## Supplied material
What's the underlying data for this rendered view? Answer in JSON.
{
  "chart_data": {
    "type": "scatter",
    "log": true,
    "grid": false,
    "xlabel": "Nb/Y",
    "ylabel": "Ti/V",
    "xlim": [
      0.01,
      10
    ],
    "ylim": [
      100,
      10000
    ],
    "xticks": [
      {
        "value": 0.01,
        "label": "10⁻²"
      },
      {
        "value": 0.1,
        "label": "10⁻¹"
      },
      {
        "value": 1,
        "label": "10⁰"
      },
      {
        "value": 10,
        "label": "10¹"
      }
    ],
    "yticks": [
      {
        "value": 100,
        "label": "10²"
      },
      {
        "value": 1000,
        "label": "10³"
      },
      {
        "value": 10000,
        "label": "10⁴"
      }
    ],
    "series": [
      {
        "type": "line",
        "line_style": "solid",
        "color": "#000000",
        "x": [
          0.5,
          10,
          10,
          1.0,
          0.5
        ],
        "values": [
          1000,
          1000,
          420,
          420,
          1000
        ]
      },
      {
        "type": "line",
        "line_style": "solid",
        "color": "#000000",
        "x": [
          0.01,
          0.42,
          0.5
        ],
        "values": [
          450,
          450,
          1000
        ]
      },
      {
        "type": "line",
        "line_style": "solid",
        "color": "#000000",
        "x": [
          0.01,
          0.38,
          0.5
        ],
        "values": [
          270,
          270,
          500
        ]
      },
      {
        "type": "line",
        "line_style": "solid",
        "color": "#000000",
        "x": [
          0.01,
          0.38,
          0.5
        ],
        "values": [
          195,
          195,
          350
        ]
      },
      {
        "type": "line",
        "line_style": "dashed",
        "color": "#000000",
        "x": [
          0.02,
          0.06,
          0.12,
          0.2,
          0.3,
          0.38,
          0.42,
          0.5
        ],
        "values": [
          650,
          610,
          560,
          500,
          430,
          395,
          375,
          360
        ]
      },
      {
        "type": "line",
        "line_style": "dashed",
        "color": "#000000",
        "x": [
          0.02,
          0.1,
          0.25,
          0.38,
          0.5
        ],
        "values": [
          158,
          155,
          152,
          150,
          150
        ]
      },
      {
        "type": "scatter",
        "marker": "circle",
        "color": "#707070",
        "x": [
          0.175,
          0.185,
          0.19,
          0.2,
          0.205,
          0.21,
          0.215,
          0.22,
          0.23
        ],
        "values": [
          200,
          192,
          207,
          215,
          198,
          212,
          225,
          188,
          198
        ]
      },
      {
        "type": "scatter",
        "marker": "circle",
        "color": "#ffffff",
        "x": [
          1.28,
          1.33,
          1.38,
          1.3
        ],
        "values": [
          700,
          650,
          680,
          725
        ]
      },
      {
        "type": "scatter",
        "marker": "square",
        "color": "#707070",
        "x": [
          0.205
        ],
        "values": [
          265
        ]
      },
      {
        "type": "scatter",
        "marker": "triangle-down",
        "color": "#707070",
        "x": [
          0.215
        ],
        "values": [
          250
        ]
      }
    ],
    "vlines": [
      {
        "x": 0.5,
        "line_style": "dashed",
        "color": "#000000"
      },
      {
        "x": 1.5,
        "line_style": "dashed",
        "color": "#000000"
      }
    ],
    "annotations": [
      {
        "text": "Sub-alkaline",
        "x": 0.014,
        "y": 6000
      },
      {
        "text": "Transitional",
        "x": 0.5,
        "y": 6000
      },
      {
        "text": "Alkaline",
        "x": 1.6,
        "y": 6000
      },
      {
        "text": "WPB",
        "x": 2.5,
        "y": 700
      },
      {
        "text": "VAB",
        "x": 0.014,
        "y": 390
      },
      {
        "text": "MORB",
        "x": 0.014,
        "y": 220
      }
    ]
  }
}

## Work to do
Extract from the material all lines containing the string "text".

## Completed exercise
        "text": "Sub-alkaline",
        "text": "Transitional",
        "text": "Alkaline",
        "text": "WPB",
        "text": "VAB",
        "text": "MORB",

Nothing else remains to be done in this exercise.